# Exercise material:
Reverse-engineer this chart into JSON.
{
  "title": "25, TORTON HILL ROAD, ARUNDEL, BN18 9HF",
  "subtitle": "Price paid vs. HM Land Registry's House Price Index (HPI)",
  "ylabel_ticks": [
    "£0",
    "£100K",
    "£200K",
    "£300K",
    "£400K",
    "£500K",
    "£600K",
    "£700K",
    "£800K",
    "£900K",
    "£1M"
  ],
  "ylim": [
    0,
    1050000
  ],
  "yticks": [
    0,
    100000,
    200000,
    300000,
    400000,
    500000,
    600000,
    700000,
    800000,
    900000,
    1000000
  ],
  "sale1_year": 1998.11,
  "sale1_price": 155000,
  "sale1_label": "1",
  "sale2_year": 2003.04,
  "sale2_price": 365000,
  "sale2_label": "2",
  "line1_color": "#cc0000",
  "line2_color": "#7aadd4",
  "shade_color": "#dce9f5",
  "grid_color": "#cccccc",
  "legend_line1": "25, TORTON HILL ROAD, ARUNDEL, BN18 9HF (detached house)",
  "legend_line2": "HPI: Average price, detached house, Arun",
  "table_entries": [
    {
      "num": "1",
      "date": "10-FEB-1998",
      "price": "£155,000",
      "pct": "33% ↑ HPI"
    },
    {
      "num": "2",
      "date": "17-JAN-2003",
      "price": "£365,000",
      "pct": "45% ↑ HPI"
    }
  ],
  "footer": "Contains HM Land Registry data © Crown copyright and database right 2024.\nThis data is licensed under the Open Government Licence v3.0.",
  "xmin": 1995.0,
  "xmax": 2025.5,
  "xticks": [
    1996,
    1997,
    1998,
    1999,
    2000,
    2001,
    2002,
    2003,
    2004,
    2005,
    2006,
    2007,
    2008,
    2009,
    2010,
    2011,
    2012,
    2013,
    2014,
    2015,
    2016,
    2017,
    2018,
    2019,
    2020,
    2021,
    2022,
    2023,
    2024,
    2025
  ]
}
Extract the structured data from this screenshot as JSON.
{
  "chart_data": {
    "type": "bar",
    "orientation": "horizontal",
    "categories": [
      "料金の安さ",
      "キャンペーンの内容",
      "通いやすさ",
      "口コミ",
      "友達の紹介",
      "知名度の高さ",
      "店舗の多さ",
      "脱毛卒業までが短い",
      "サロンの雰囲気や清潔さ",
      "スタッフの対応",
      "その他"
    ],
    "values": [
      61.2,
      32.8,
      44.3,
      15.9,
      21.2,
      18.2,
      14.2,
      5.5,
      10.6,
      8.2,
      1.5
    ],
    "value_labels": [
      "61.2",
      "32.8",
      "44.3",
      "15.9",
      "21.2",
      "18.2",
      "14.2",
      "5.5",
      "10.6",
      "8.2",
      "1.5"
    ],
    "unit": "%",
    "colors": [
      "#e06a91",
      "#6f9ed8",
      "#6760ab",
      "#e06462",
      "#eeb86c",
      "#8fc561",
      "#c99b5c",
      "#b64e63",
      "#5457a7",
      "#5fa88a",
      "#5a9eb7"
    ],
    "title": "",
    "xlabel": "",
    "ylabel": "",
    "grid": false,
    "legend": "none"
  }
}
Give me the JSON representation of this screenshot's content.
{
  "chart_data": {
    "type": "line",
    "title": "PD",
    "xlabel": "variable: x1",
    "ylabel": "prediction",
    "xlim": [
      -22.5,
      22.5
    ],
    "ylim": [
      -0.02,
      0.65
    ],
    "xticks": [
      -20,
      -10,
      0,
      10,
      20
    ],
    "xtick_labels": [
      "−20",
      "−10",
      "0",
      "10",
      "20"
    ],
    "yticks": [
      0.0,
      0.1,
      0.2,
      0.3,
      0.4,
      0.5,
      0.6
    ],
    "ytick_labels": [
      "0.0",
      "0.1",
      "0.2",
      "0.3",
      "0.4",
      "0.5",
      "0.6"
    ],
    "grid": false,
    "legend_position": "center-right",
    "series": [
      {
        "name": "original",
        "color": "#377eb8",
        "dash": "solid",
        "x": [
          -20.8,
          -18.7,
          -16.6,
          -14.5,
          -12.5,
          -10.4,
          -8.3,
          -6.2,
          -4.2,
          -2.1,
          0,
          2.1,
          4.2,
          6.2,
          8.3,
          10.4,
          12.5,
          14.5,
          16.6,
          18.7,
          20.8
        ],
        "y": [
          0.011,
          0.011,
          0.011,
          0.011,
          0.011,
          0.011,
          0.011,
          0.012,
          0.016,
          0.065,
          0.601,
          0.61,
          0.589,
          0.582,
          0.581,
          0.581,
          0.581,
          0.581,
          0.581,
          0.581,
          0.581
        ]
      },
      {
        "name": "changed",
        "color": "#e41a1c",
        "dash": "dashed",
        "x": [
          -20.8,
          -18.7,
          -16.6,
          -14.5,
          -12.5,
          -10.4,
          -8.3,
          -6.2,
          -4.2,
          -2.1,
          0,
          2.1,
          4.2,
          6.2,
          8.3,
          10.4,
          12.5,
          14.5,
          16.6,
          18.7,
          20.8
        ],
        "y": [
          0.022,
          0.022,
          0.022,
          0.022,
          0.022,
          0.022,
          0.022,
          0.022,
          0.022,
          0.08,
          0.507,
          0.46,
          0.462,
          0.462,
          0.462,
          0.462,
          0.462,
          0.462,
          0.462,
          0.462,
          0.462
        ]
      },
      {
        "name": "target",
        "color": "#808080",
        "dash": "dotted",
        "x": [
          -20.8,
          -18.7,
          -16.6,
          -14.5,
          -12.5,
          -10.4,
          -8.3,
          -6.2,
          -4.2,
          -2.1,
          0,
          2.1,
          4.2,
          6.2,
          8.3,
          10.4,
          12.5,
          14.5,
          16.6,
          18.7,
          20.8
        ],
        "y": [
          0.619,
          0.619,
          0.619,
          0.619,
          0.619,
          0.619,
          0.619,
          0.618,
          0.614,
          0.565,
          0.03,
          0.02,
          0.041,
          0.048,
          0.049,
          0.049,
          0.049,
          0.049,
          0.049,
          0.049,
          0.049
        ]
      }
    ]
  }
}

# Exercise objective:
Retype the whole listing, matching it exactly.

# Written reply:
Reverse-engineer this chart into JSON.
{
  "title": "25, TORTON HILL ROAD, ARUNDEL, BN18 9HF",
  "subtitle": "Price paid vs. HM Land Registry's House Price Index (HPI)",
  "ylabel_ticks": [
    "£0",
    "£100K",
    "£200K",
    "£300K",
    "£400K",
    "£500K",
    "£600K",
    "£700K",
    "£800K",
    "£900K",
    "£1M"
  ],
  "ylim": [
    0,
    1050000
  ],
  "yticks": [
    0,
    100000,
    200000,
    300000,
    400000,
    500000,
    600000,
    700000,
    800000,
    900000,
    1000000
  ],
  "sale1_year": 1998.11,
  "sale1_price": 155000,
  "sale1_label": "1",
  "sale2_year": 2003.04,
  "sale2_price": 365000,
  "sale2_label": "2",
  "line1_color": "#cc0000",
  "line2_color": "#7aadd4",
  "shade_color": "#dce9f5",
  "grid_color": "#cccccc",
  "legend_line1": "25, TORTON HILL ROAD, ARUNDEL, BN18 9HF (detached house)",
  "legend_line2": "HPI: Average price, detached house, Arun",
  "table_entries": [
    {
      "num": "1",
      "date": "10-FEB-1998",
      "price": "£155,000",
      "pct": "33% ↑ HPI"
    },
    {
      "num": "2",
      "date": "17-JAN-2003",
      "price": "£365,000",
      "pct": "45% ↑ HPI"
    }
  ],
  "footer": "Contains HM Land Registry data © Crown copyright and database right 2024.\nThis data is licensed under the Open Government Licence v3.0.",
  "xmin": 1995.0,
  "xmax": 2025.5,
  "xticks": [
    1996,
    1997,
    1998,
    1999,
    2000,
    2001,
    2002,
    2003,
    2004,
    2005,
    2006,
    2007,
    2008,
    2009,
    2010,
    2011,
    2012,
    2013,
    2014,
    2015,
    2016,
    2017,
    2018,
    2019,
    2020,
    2021,
    2022,
    2023,
    2024,
    2025
  ]
}
Extract the structured data from this screenshot as JSON.
{
  "chart_data": {
    "type": "bar",
    "orientation": "horizontal",
    "categories": [
      "料金の安さ",
      "キャンペーンの内容",
      "通いやすさ",
      "口コミ",
      "友達の紹介",
      "知名度の高さ",
      "店舗の多さ",
      "脱毛卒業までが短い",
      "サロンの雰囲気や清潔さ",
      "スタッフの対応",
      "その他"
    ],
    "values": [
      61.2,
      32.8,
      44.3,
      15.9,
      21.2,
      18.2,
      14.2,
      5.5,
      10.6,
      8.2,
      1.5
    ],
    "value_labels": [
      "61.2",
      "32.8",
      "44.3",
      "15.9",
      "21.2",
      "18.2",
      "14.2",
      "5.5",
      "10.6",
      "8.2",
      "1.5"
    ],
    "unit": "%",
    "colors": [
      "#e06a91",
      "#6f9ed8",
      "#6760ab",
      "#e06462",
      "#eeb86c",
      "#8fc561",
      "#c99b5c",
      "#b64e63",
      "#5457a7",
      "#5fa88a",
      "#5a9eb7"
    ],
    "title": "",
    "xlabel": "",
    "ylabel": "",
    "grid": false,
    "legend": "none"
  }
}
Give me the JSON representation of this screenshot's content.
{
  "chart_data": {
    "type": "line",
    "title": "PD",
    "xlabel": "variable: x1",
    "ylabel": "prediction",
    "xlim": [
      -22.5,
      22.5
    ],
    "ylim": [
      -0.02,
      0.65
    ],
    "xticks": [
      -20,
      -10,
      0,
      10,
      20
    ],
    "xtick_labels": [
      "−20",
      "−10",
      "0",
      "10",
      "20"
    ],
    "yticks": [
      0.0,
      0.1,
      0.2,
      0.3,
      0.4,
      0.5,
      0.6
    ],
    "ytick_labels": [
      "0.0",
      "0.1",
      "0.2",
      "0.3",
      "0.4",
      "0.5",
      "0.6"
    ],
    "grid": false,
    "legend_position": "center-right",
    "series": [
      {
        "name": "original",
        "color": "#377eb8",
        "dash": "solid",
        "x": [
          -20.8,
          -18.7,
          -16.6,
          -14.5,
          -12.5,
          -10.4,
          -8.3,
          -6.2,
          -4.2,
          -2.1,
          0,
          2.1,
          4.2,
          6.2,
          8.3,
          10.4,
          12.5,
          14.5,
          16.6,
          18.7,
          20.8
        ],
        "y": [
          0.011,
          0.011,
          0.011,
          0.011,
          0.011,
          0.011,
          0.011,
          0.012,
          0.016,
          0.065,
          0.601,
          0.61,
          0.589,
          0.582,
          0.581,
          0.581,
          0.581,
          0.581,
          0.581,
          0.581,
          0.581
        ]
      },
      {
        "name": "changed",
        "color": "#e41a1c",
        "dash": "dashed",
        "x": [
          -20.8,
          -18.7,
          -16.6,
          -14.5,
          -12.5,
          -10.4,
          -8.3,
          -6.2,
          -4.2,
          -2.1,
          0,
          2.1,
          4.2,
          6.2,
          8.3,
          10.4,
          12.5,
          14.5,
          16.6,
          18.7,
          20.8
        ],
        "y": [
          0.022,
          0.022,
          0.022,
          0.022,
          0.022,
          0.022,
          0.022,
          0.022,
          0.022,
          0.08,
          0.507,
          0.46,
          0.462,
          0.462,
          0.462,
          0.462,
          0.462,
          0.462,
          0.462,
          0.462,
          0.462
        ]
      },
      {
        "name": "target",
        "color": "#808080",
        "dash": "dotted",
        "x": [
          -20.8,
          -18.7,
          -16.6,
          -14.5,
          -12.5,
          -10.4,
          -8.3,
          -6.2,
          -4.2,
          -2.1,
          0,
          2.1,
          4.2,
          6.2,
          8.3,
          10.4,
          12.5,
          14.5,
          16.6,
          18.7,
          20.8
        ],
        "y": [
          0.619,
          0.619,
          0.619,
          0.619,
          0.619,
          0.619,
          0.619,
          0.618,
          0.614,
          0.565,
          0.03,
          0.02,
          0.041,
          0.048,
          0.049,
          0.049,
          0.049,
          0.049,
          0.049,
          0.049,
          0.049
        ]
      }
    ]
  }
}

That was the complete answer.